> Written instruction
Give the listing below again in full, exactly as written.

<<<<

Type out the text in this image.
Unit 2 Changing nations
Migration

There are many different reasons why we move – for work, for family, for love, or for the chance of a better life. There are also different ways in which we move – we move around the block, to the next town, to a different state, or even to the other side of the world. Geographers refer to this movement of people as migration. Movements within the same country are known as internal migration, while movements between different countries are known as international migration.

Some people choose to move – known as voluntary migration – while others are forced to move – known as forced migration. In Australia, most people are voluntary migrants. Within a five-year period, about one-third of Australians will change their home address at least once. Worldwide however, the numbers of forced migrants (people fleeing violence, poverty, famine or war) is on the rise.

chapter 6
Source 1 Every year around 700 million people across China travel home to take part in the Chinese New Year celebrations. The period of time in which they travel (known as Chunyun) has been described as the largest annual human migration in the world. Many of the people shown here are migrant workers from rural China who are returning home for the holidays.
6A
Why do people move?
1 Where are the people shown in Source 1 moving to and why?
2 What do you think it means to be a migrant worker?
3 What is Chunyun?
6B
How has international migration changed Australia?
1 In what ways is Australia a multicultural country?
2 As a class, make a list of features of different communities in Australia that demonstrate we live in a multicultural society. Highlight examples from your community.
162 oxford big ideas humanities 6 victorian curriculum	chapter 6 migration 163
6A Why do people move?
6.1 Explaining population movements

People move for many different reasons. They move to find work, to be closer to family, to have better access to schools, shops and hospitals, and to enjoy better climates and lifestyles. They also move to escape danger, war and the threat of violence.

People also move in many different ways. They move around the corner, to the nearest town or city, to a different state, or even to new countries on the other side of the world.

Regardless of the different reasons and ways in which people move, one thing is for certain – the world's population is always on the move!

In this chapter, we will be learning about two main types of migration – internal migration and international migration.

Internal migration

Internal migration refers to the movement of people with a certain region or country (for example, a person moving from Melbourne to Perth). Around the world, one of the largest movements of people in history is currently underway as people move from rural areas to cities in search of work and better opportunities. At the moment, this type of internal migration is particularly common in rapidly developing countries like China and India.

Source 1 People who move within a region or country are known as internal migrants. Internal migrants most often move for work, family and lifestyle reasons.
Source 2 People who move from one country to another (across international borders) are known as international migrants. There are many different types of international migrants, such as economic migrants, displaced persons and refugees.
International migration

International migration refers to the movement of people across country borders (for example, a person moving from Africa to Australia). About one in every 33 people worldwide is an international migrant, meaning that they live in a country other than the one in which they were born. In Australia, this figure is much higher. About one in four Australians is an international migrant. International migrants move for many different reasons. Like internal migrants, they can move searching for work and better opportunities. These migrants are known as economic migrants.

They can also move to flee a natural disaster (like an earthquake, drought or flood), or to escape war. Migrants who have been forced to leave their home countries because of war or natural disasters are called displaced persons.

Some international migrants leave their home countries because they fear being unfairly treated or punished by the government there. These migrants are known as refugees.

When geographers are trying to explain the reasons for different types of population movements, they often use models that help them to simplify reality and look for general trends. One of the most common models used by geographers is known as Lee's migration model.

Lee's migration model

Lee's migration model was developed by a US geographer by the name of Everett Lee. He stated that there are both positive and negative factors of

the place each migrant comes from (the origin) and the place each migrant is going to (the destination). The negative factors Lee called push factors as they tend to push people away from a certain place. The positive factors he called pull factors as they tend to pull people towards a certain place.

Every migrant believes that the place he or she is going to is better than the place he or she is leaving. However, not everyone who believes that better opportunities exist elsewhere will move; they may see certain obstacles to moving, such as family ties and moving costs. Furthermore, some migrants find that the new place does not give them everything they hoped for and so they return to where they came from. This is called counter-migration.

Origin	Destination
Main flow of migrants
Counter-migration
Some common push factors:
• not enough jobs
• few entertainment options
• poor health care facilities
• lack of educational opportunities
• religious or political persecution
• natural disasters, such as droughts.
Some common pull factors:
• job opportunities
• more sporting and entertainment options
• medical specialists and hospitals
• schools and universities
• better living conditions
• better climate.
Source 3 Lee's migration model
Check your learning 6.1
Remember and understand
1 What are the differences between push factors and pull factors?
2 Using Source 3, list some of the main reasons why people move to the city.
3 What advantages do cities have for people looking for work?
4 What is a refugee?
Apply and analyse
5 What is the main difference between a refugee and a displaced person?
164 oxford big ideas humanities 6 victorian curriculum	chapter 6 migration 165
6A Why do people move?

>>>>

> Response for this exercise
Type out the text in this image.
Unit 2 Changing nations
Migration

There are many different reasons why we move – for work, for family, for love, or for the chance of a better life. There are also different ways in which we move – we move around the block, to the next town, to a different state, or even to the other side of the world. Geographers refer to this movement of people as migration. Movements within the same country are known as internal migration, while movements between different countries are known as international migration.

Some people choose to move – known as voluntary migration – while others are forced to move – known as forced migration. In Australia, most people are voluntary migrants. Within a five-year period, about one-third of Australians will change their home address at least once. Worldwide however, the numbers of forced migrants (people fleeing violence, poverty, famine or war) is on the rise.

chapter 6
Source 1 Every year around 700 million people across China travel home to take part in the Chinese New Year celebrations. The period of time in which they travel (known as Chunyun) has been described as the largest annual human migration in the world. Many of the people shown here are migrant workers from rural China who are returning home for the holidays.
6A
Why do people move?
1 Where are the people shown in Source 1 moving to and why?
2 What do you think it means to be a migrant worker?
3 What is Chunyun?
6B
How has international migration changed Australia?
1 In what ways is Australia a multicultural country?
2 As a class, make a list of features of different communities in Australia that demonstrate we live in a multicultural society. Highlight examples from your community.
162 oxford big ideas humanities 6 victorian curriculum	chapter 6 migration 163
6A Why do people move?
6.1 Explaining population movements

People move for many different reasons. They move to find work, to be closer to family, to have better access to schools, shops and hospitals, and to enjoy better climates and lifestyles. They also move to escape danger, war and the threat of violence.

People also move in many different ways. They move around the corner, to the nearest town or city, to a different state, or even to new countries on the other side of the world.

Regardless of the different reasons and ways in which people move, one thing is for certain – the world's population is always on the move!

In this chapter, we will be learning about two main types of migration – internal migration and international migration.

Internal migration

Internal migration refers to the movement of people with a certain region or country (for example, a person moving from Melbourne to Perth). Around the world, one of the largest movements of people in history is currently underway as people move from rural areas to cities in search of work and better opportunities. At the moment, this type of internal migration is particularly common in rapidly developing countries like China and India.

Source 1 People who move within a region or country are known as internal migrants. Internal migrants most often move for work, family and lifestyle reasons.
Source 2 People who move from one country to another (across international borders) are known as international migrants. There are many different types of international migrants, such as economic migrants, displaced persons and refugees.
International migration

International migration refers to the movement of people across country borders (for example, a person moving from Africa to Australia). About one in every 33 people worldwide is an international migrant, meaning that they live in a country other than the one in which they were born. In Australia, this figure is much higher. About one in four Australians is an international migrant. International migrants move for many different reasons. Like internal migrants, they can move searching for work and better opportunities. These migrants are known as economic migrants.

They can also move to flee a natural disaster (like an earthquake, drought or flood), or to escape war. Migrants who have been forced to leave their home countries because of war or natural disasters are called displaced persons.

Some international migrants leave their home countries because they fear being unfairly treated or punished by the government there. These migrants are known as refugees.

When geographers are trying to explain the reasons for different types of population movements, they often use models that help them to simplify reality and look for general trends. One of the most common models used by geographers is known as Lee's migration model.

Lee's migration model

Lee's migration model was developed by a US geographer by the name of Everett Lee. He stated that there are both positive and negative factors of

the place each migrant comes from (the origin) and the place each migrant is going to (the destination). The negative factors Lee called push factors as they tend to push people away from a certain place. The positive factors he called pull factors as they tend to pull people towards a certain place.

Every migrant believes that the place he or she is going to is better than the place he or she is leaving. However, not everyone who believes that better opportunities exist elsewhere will move; they may see certain obstacles to moving, such as family ties and moving costs. Furthermore, some migrants find that the new place does not give them everything they hoped for and so they return to where they came from. This is called counter-migration.

Origin	Destination
Main flow of migrants
Counter-migration
Some common push factors:
• not enough jobs
• few entertainment options
• poor health care facilities
• lack of educational opportunities
• religious or political persecution
• natural disasters, such as droughts.
Some common pull factors:
• job opportunities
• more sporting and entertainment options
• medical specialists and hospitals
• schools and universities
• better living conditions
• better climate.
Source 3 Lee's migration model
Check your learning 6.1
Remember and understand
1 What are the differences between push factors and pull factors?
2 Using Source 3, list some of the main reasons why people move to the city.
3 What advantages do cities have for people looking for work?
4 What is a refugee?
Apply and analyse
5 What is the main difference between a refugee and a displaced person?
164 oxford big ideas humanities 6 victorian curriculum	chapter 6 migration 165
6A Why do people move?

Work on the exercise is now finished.